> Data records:
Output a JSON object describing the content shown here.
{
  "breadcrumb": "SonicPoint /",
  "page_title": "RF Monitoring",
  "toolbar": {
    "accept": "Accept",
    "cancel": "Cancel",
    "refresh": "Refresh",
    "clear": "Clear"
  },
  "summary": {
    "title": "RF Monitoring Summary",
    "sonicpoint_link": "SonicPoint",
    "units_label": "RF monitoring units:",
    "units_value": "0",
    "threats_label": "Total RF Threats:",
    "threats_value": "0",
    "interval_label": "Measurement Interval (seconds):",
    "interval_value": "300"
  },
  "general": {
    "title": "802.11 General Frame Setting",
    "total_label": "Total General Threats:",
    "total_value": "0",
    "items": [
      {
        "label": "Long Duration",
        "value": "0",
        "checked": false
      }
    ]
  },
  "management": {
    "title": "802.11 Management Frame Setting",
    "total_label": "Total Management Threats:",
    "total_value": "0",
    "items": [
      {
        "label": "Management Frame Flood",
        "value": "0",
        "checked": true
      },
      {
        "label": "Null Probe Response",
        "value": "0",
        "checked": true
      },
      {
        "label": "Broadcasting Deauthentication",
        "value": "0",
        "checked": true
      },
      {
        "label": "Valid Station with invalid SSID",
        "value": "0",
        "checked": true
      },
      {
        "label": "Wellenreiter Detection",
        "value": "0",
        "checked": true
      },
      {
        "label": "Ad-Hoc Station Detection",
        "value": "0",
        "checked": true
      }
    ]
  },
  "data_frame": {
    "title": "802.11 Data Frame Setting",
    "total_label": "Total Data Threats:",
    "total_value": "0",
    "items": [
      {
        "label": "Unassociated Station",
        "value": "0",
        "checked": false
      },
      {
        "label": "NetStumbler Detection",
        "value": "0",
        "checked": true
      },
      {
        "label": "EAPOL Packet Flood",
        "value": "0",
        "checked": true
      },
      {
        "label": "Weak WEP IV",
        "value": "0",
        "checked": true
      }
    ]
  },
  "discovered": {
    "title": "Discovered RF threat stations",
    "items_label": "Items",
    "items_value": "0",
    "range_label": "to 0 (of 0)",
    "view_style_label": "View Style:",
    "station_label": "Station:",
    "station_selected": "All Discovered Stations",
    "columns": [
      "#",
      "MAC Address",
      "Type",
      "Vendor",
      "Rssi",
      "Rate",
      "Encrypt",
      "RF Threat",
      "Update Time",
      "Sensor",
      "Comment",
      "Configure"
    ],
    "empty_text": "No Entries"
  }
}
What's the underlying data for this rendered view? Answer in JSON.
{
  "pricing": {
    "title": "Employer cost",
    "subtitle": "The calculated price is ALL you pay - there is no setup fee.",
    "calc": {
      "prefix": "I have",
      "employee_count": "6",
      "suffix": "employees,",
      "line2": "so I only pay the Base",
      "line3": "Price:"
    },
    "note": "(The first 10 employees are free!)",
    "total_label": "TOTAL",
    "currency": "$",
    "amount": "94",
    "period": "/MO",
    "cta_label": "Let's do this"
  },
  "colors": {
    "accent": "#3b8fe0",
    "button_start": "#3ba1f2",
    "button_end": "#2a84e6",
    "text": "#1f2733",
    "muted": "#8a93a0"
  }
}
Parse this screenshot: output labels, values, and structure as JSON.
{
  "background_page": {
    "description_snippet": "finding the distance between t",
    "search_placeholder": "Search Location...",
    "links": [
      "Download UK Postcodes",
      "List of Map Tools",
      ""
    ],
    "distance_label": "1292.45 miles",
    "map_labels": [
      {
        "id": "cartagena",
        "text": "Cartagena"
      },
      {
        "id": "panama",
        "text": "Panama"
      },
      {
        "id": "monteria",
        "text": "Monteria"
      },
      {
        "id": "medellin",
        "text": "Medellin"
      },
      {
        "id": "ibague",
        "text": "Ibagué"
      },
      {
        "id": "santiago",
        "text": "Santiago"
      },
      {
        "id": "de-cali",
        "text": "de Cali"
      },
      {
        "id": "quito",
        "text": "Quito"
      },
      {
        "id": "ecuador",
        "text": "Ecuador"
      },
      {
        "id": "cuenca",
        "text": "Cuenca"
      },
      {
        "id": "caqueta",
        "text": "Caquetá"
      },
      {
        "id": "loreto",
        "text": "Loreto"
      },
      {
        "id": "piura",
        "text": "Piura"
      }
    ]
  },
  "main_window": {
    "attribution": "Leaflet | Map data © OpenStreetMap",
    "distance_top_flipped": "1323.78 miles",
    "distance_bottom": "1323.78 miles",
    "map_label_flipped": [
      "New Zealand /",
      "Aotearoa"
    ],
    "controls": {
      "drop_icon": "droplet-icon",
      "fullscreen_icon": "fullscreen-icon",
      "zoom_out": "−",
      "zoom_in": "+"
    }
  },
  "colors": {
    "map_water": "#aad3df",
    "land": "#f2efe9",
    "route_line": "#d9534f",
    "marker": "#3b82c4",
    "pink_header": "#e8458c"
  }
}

> WRITTEN PROBLEM:
Transcribe the records above exactly as they appear.

> OUTPUT FOR THIS TASK:
Output a JSON object describing the content shown here.
{
  "breadcrumb": "SonicPoint /",
  "page_title": "RF Monitoring",
  "toolbar": {
    "accept": "Accept",
    "cancel": "Cancel",
    "refresh": "Refresh",
    "clear": "Clear"
  },
  "summary": {
    "title": "RF Monitoring Summary",
    "sonicpoint_link": "SonicPoint",
    "units_label": "RF monitoring units:",
    "units_value": "0",
    "threats_label": "Total RF Threats:",
    "threats_value": "0",
    "interval_label": "Measurement Interval (seconds):",
    "interval_value": "300"
  },
  "general": {
    "title": "802.11 General Frame Setting",
    "total_label": "Total General Threats:",
    "total_value": "0",
    "items": [
      {
        "label": "Long Duration",
        "value": "0",
        "checked": false
      }
    ]
  },
  "management": {
    "title": "802.11 Management Frame Setting",
    "total_label": "Total Management Threats:",
    "total_value": "0",
    "items": [
      {
        "label": "Management Frame Flood",
        "value": "0",
        "checked": true
      },
      {
        "label": "Null Probe Response",
        "value": "0",
        "checked": true
      },
      {
        "label": "Broadcasting Deauthentication",
        "value": "0",
        "checked": true
      },
      {
        "label": "Valid Station with invalid SSID",
        "value": "0",
        "checked": true
      },
      {
        "label": "Wellenreiter Detection",
        "value": "0",
        "checked": true
      },
      {
        "label": "Ad-Hoc Station Detection",
        "value": "0",
        "checked": true
      }
    ]
  },
  "data_frame": {
    "title": "802.11 Data Frame Setting",
    "total_label": "Total Data Threats:",
    "total_value": "0",
    "items": [
      {
        "label": "Unassociated Station",
        "value": "0",
        "checked": false
      },
      {
        "label": "NetStumbler Detection",
        "value": "0",
        "checked": true
      },
      {
        "label": "EAPOL Packet Flood",
        "value": "0",
        "checked": true
      },
      {
        "label": "Weak WEP IV",
        "value": "0",
        "checked": true
      }
    ]
  },
  "discovered": {
    "title": "Discovered RF threat stations",
    "items_label": "Items",
    "items_value": "0",
    "range_label": "to 0 (of 0)",
    "view_style_label": "View Style:",
    "station_label": "Station:",
    "station_selected": "All Discovered Stations",
    "columns": [
      "#",
      "MAC Address",
      "Type",
      "Vendor",
      "Rssi",
      "Rate",
      "Encrypt",
      "RF Threat",
      "Update Time",
      "Sensor",
      "Comment",
      "Configure"
    ],
    "empty_text": "No Entries"
  }
}
What's the underlying data for this rendered view? Answer in JSON.
{
  "pricing": {
    "title": "Employer cost",
    "subtitle": "The calculated price is ALL you pay - there is no setup fee.",
    "calc": {
      "prefix": "I have",
      "employee_count": "6",
      "suffix": "employees,",
      "line2": "so I only pay the Base",
      "line3": "Price:"
    },
    "note": "(The first 10 employees are free!)",
    "total_label": "TOTAL",
    "currency": "$",
    "amount": "94",
    "period": "/MO",
    "cta_label": "Let's do this"
  },
  "colors": {
    "accent": "#3b8fe0",
    "button_start": "#3ba1f2",
    "button_end": "#2a84e6",
    "text": "#1f2733",
    "muted": "#8a93a0"
  }
}
Parse this screenshot: output labels, values, and structure as JSON.
{
  "background_page": {
    "description_snippet": "finding the distance between t",
    "search_placeholder": "Search Location...",
    "links": [
      "Download UK Postcodes",
      "List of Map Tools",
      ""
    ],
    "distance_label": "1292.45 miles",
    "map_labels": [
      {
        "id": "cartagena",
        "text": "Cartagena"
      },
      {
        "id": "panama",
        "text": "Panama"
      },
      {
        "id": "monteria",
        "text": "Monteria"
      },
      {
        "id": "medellin",
        "text": "Medellin"
      },
      {
        "id": "ibague",
        "text": "Ibagué"
      },
      {
        "id": "santiago",
        "text": "Santiago"
      },
      {
        "id": "de-cali",
        "text": "de Cali"
      },
      {
        "id": "quito",
        "text": "Quito"
      },
      {
        "id": "ecuador",
        "text": "Ecuador"
      },
      {
        "id": "cuenca",
        "text": "Cuenca"
      },
      {
        "id": "caqueta",
        "text": "Caquetá"
      },
      {
        "id": "loreto",
        "text": "Loreto"
      },
      {
        "id": "piura",
        "text": "Piura"
      }
    ]
  },
  "main_window": {
    "attribution": "Leaflet | Map data © OpenStreetMap",
    "distance_top_flipped": "1323.78 miles",
    "distance_bottom": "1323.78 miles",
    "map_label_flipped": [
      "New Zealand /",
      "Aotearoa"
    ],
    "controls": {
      "drop_icon": "droplet-icon",
      "fullscreen_icon": "fullscreen-icon",
      "zoom_out": "−",
      "zoom_in": "+"
    }
  },
  "colors": {
    "map_water": "#aad3df",
    "land": "#f2efe9",
    "route_line": "#d9534f",
    "marker": "#3b82c4",
    "pink_header": "#e8458c"
  }
}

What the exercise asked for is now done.